> [What the exercise asks] Rewrite each of the records below as a numbered list, one line per item, skipping any blank lines. Leave the pictures out of your answer.

[Records from a collection]

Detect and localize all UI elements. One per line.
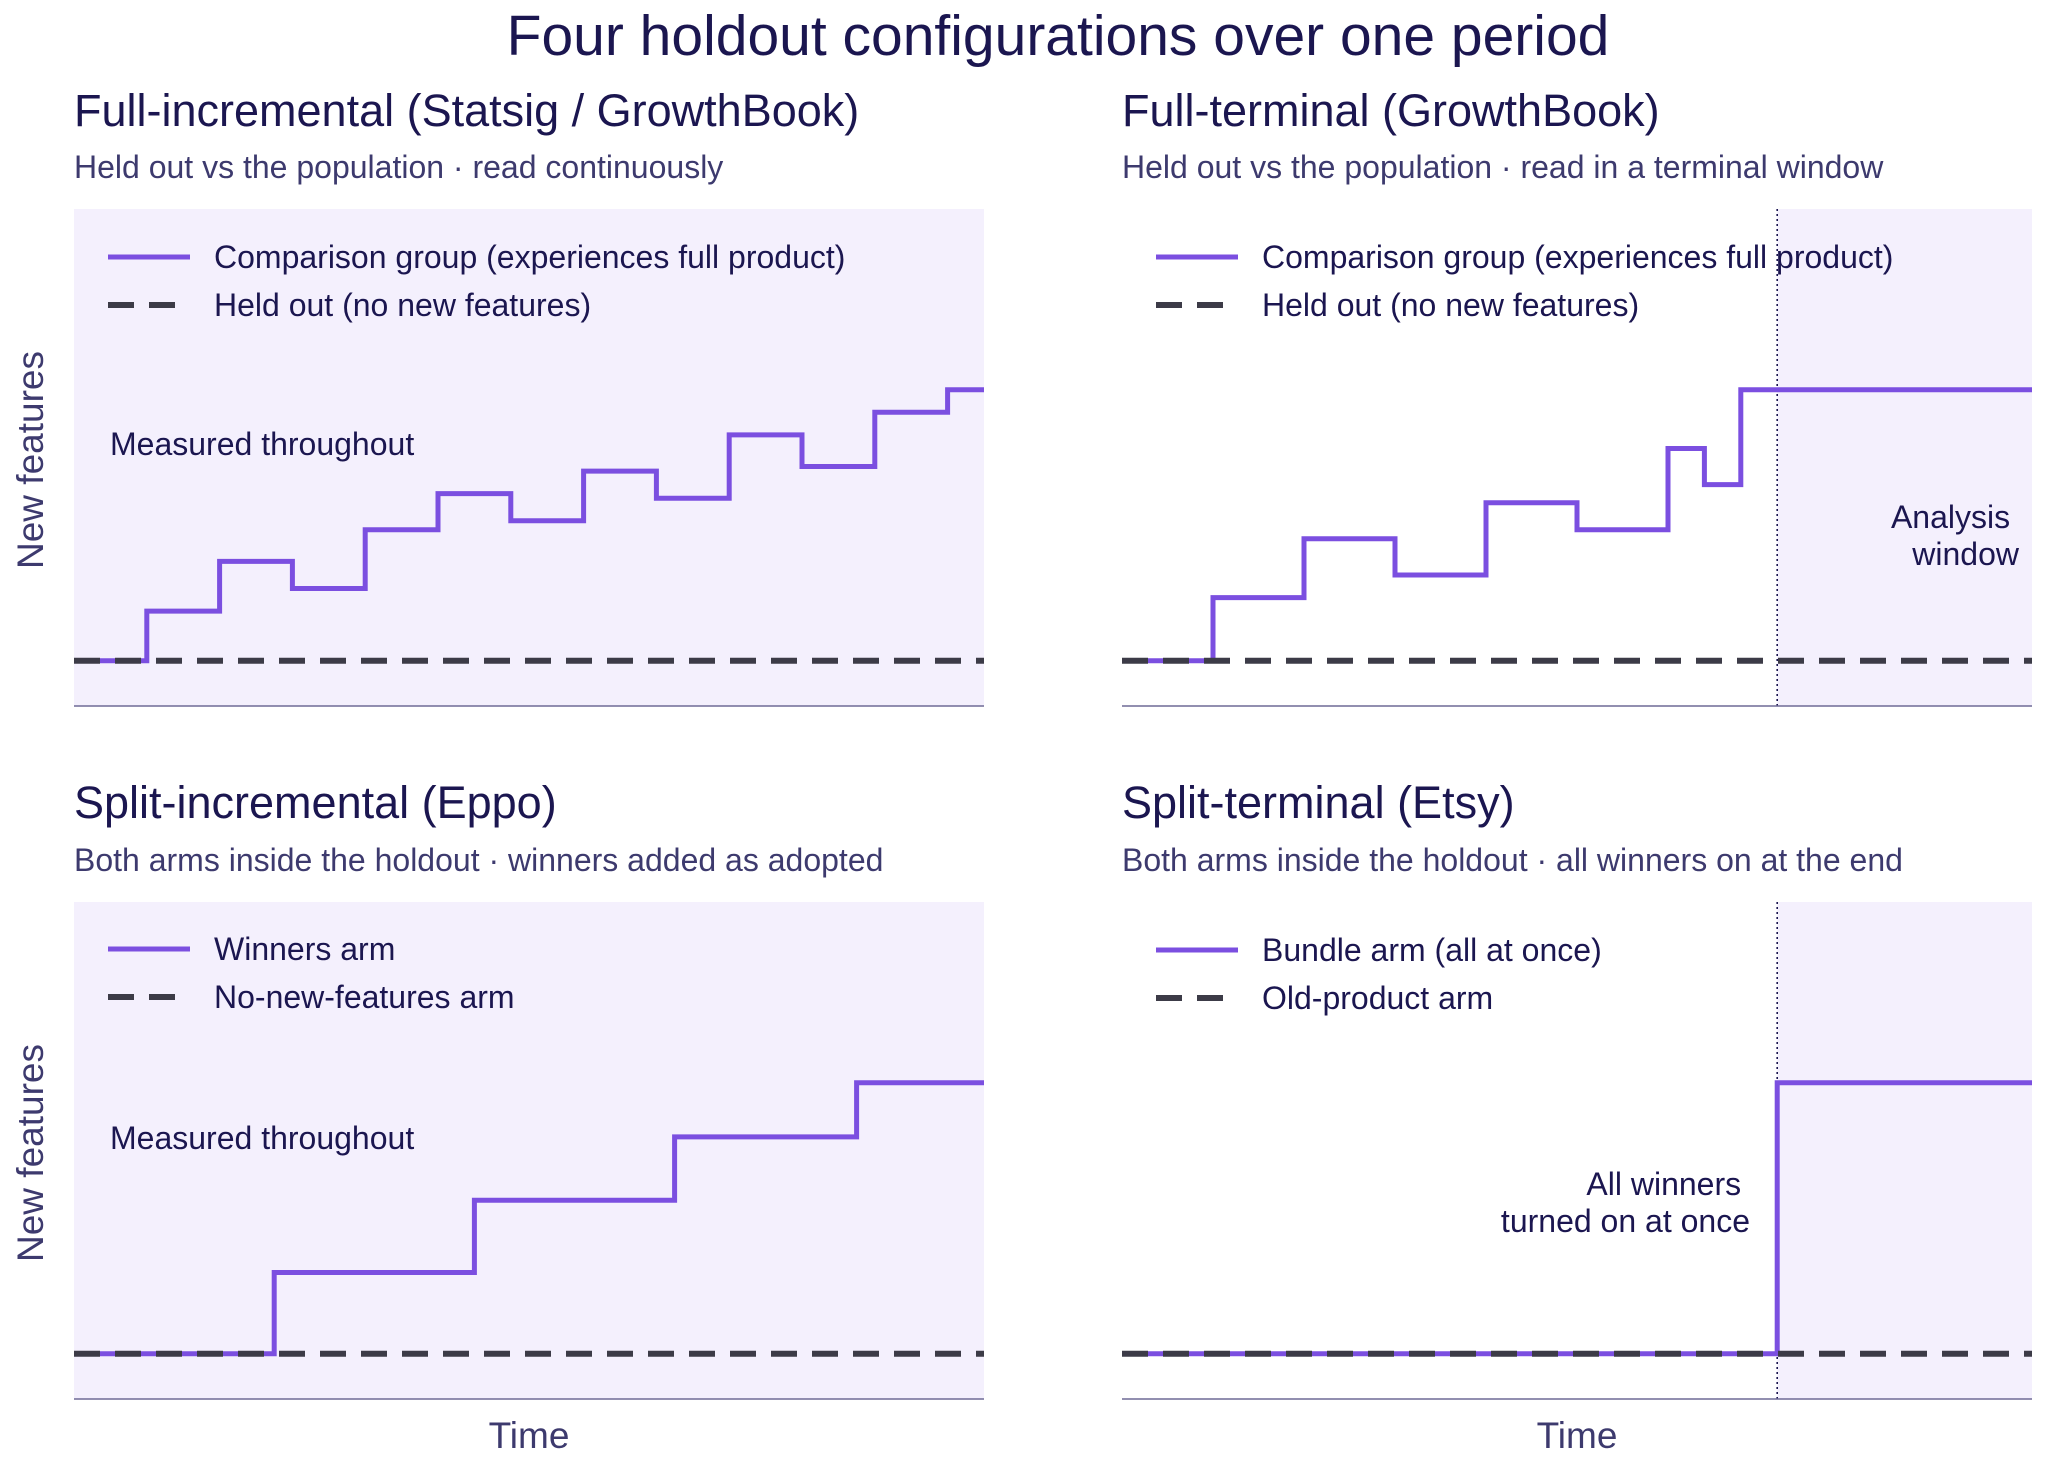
legend-label-treatment: Comparison group (experiences full produ…: [1262, 239, 1893, 275]
panel-split-terminal: Split-terminal (Etsy) Both arms inside t…: [1122, 777, 2032, 1456]
panel-full-incremental: Full-incremental (Statsig / GrowthBook) …: [10, 85, 984, 707]
legend: Comparison group (experiences full produ…: [1156, 239, 1893, 323]
annotation-text: Analysis window: [1891, 499, 2020, 572]
legend-label-treatment: Comparison group (experiences full produ…: [214, 239, 845, 275]
annotation-line: Analysis: [1891, 499, 2010, 535]
legend-label-control: No-new-features arm: [214, 979, 515, 1015]
x-axis-label: Time: [1537, 1415, 1618, 1456]
plot-background: [74, 902, 984, 1399]
y-axis-label: New features: [10, 351, 51, 569]
plot-area: [74, 902, 984, 1400]
y-axis-label: New features: [10, 1044, 51, 1262]
panel-subtitle: Both arms inside the holdout · all winne…: [1122, 842, 1903, 878]
panel-subtitle: Held out vs the population · read in a t…: [1122, 149, 1884, 185]
series-line-treatment: [74, 387, 984, 664]
series-line-treatment: [74, 1080, 984, 1357]
plot-area: [74, 209, 984, 707]
annotation-line: All winners: [1586, 1166, 1741, 1202]
legend-label-control: Held out (no new features): [214, 287, 591, 323]
x-axis-label: Time: [489, 1415, 570, 1456]
panel-full-terminal: Full-terminal (GrowthBook) Held out vs t…: [1122, 85, 2032, 707]
legend: Winners arm No-new-features arm: [108, 931, 515, 1015]
plot-background: [74, 209, 984, 706]
plot-area: [1122, 902, 2032, 1400]
panel-title: Full-incremental (Statsig / GrowthBook): [74, 85, 859, 136]
panel-split-incremental: Split-incremental (Eppo) Both arms insid…: [10, 777, 984, 1456]
panel-title: Split-terminal (Etsy): [1122, 777, 1515, 828]
legend-label-treatment: Bundle arm (all at once): [1262, 932, 1602, 968]
annotation-text: All winners turned on at once: [1501, 1166, 1750, 1239]
panel-subtitle: Held out vs the population · read contin…: [74, 149, 723, 185]
series-line-treatment: [1122, 387, 2032, 664]
annotation-line: turned on at once: [1501, 1203, 1750, 1239]
panel-title: Split-incremental (Eppo): [74, 777, 557, 828]
analysis-window-band: [1777, 902, 2032, 1399]
panel-subtitle: Both arms inside the holdout · winners a…: [74, 842, 883, 878]
figure-title: Four holdout configurations over one per…: [507, 4, 1610, 68]
legend-label-control: Old-product arm: [1262, 980, 1493, 1016]
legend-label-control: Held out (no new features): [1262, 287, 1639, 323]
annotation-text: Measured throughout: [110, 1120, 414, 1156]
legend: Comparison group (experiences full produ…: [108, 239, 845, 323]
legend: Bundle arm (all at once) Old-product arm: [1156, 932, 1602, 1016]
legend-label-treatment: Winners arm: [214, 931, 395, 967]
annotation-text: Measured throughout: [110, 426, 414, 462]
panel-title: Full-terminal (GrowthBook): [1122, 85, 1660, 136]
plot-area: [1122, 209, 2032, 707]
annotation-line: window: [1911, 536, 2020, 572]
series-line-treatment: [1122, 1080, 2032, 1357]
analysis-window-band: [1777, 209, 2032, 706]
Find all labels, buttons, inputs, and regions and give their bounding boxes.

> [Expected answer]
1. Detect and localize all UI elements. One per line.
2. legend-label-treatment: Comparison group (experiences full produ…: [1262, 239, 1893, 275]
3. panel-split-terminal: Split-terminal (Etsy) Both arms inside t…: [1122, 777, 2032, 1456]
4. panel-full-incremental: Full-incremental (Statsig / GrowthBook) …: [10, 85, 984, 707]
5. legend: Comparison group (experiences full produ…: [1156, 239, 1893, 323]
6. annotation-text: Analysis window: [1891, 499, 2020, 572]
7. legend-label-treatment: Comparison group (experiences full produ…: [214, 239, 845, 275]
8. annotation-line: Analysis: [1891, 499, 2010, 535]
9. legend-label-control: No-new-features arm: [214, 979, 515, 1015]
10. x-axis-label: Time: [1537, 1415, 1618, 1456]
11. plot-background: [74, 902, 984, 1399]
12. y-axis-label: New features: [10, 351, 51, 569]
13. plot-area: [74, 902, 984, 1400]
14. y-axis-label: New features: [10, 1044, 51, 1262]
15. panel-subtitle: Both arms inside the holdout · all winne…: [1122, 842, 1903, 878]
16. panel-subtitle: Held out vs the population · read in a t…: [1122, 149, 1884, 185]
17. series-line-treatment: [74, 387, 984, 664]
18. series-line-treatment: [74, 1080, 984, 1357]
19. plot-area: [74, 209, 984, 707]
20. annotation-line: All winners: [1586, 1166, 1741, 1202]
21. legend-label-control: Held out (no new features): [214, 287, 591, 323]
22. x-axis-label: Time: [489, 1415, 570, 1456]
23. panel-full-terminal: Full-terminal (GrowthBook) Held out vs t…: [1122, 85, 2032, 707]
24. legend: Winners arm No-new-features arm: [108, 931, 515, 1015]
25. plot-background: [74, 209, 984, 706]
26. plot-area: [1122, 902, 2032, 1400]
27. panel-title: Full-incremental (Statsig / GrowthBook): [74, 85, 859, 136]
28. panel-split-incremental: Split-incremental (Eppo) Both arms insid…: [10, 777, 984, 1456]
29. panel-title: Split-terminal (Etsy): [1122, 777, 1515, 828]
30. legend-label-treatment: Bundle arm (all at once): [1262, 932, 1602, 968]
31. annotation-text: All winners turned on at once: [1501, 1166, 1750, 1239]
32. panel-subtitle: Held out vs the population · read contin…: [74, 149, 723, 185]
33. series-line-treatment: [1122, 387, 2032, 664]
34. annotation-line: turned on at once: [1501, 1203, 1750, 1239]
35. panel-title: Split-incremental (Eppo): [74, 777, 557, 828]
36. analysis-window-band: [1777, 902, 2032, 1399]
37. panel-subtitle: Both arms inside the holdout · winners a…: [74, 842, 883, 878]
38. figure-title: Four holdout configurations over one per…: [507, 4, 1610, 68]
39. legend-label-control: Old-product arm: [1262, 980, 1493, 1016]
40. legend-label-control: Held out (no new features): [1262, 287, 1639, 323]
41. annotation-text: Measured throughout: [110, 1120, 414, 1156]
42. legend: Comparison group (experiences full produ…: [108, 239, 845, 323]
43. legend: Bundle arm (all at once) Old-product arm: [1156, 932, 1602, 1016]
44. legend-label-treatment: Winners arm: [214, 931, 395, 967]
45. annotation-text: Measured throughout: [110, 426, 414, 462]
46. panel-title: Full-terminal (GrowthBook): [1122, 85, 1660, 136]
47. plot-area: [1122, 209, 2032, 707]
48. annotation-line: window: [1911, 536, 2020, 572]
49. series-line-treatment: [1122, 1080, 2032, 1357]
50. analysis-window-band: [1777, 209, 2032, 706]
51. Find all labels, buttons, inputs, and regions and give their bounding boxes.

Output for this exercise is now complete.